> AIM OF THE EXERCISE:
Will you give every entry again exactly as it stands?

===== SUPPLIED DATA

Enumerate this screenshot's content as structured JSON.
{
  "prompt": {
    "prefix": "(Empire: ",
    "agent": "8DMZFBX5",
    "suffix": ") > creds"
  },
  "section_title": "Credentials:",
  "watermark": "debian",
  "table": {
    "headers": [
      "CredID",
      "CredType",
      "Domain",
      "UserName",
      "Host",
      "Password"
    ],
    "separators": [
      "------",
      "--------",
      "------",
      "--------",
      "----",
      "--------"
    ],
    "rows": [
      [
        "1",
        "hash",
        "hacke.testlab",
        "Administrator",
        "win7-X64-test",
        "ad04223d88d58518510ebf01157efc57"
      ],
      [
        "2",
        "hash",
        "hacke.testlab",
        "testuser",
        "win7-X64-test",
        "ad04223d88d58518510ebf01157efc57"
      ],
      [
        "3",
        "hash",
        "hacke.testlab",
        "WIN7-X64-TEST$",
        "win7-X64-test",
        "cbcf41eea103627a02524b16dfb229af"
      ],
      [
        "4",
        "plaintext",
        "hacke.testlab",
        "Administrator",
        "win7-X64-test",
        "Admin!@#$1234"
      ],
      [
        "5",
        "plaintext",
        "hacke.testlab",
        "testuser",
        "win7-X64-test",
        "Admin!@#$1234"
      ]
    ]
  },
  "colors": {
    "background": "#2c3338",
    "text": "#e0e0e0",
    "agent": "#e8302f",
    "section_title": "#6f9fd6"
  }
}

==========

> OUTPUT FOR THIS TASK:
Enumerate this screenshot's content as structured JSON.
{
  "prompt": {
    "prefix": "(Empire: ",
    "agent": "8DMZFBX5",
    "suffix": ") > creds"
  },
  "section_title": "Credentials:",
  "watermark": "debian",
  "table": {
    "headers": [
      "CredID",
      "CredType",
      "Domain",
      "UserName",
      "Host",
      "Password"
    ],
    "separators": [
      "------",
      "--------",
      "------",
      "--------",
      "----",
      "--------"
    ],
    "rows": [
      [
        "1",
        "hash",
        "hacke.testlab",
        "Administrator",
        "win7-X64-test",
        "ad04223d88d58518510ebf01157efc57"
      ],
      [
        "2",
        "hash",
        "hacke.testlab",
        "testuser",
        "win7-X64-test",
        "ad04223d88d58518510ebf01157efc57"
      ],
      [
        "3",
        "hash",
        "hacke.testlab",
        "WIN7-X64-TEST$",
        "win7-X64-test",
        "cbcf41eea103627a02524b16dfb229af"
      ],
      [
        "4",
        "plaintext",
        "hacke.testlab",
        "Administrator",
        "win7-X64-test",
        "Admin!@#$1234"
      ],
      [
        "5",
        "plaintext",
        "hacke.testlab",
        "testuser",
        "win7-X64-test",
        "Admin!@#$1234"
      ]
    ]
  },
  "colors": {
    "background": "#2c3338",
    "text": "#e0e0e0",
    "agent": "#e8302f",
    "section_title": "#6f9fd6"
  }
}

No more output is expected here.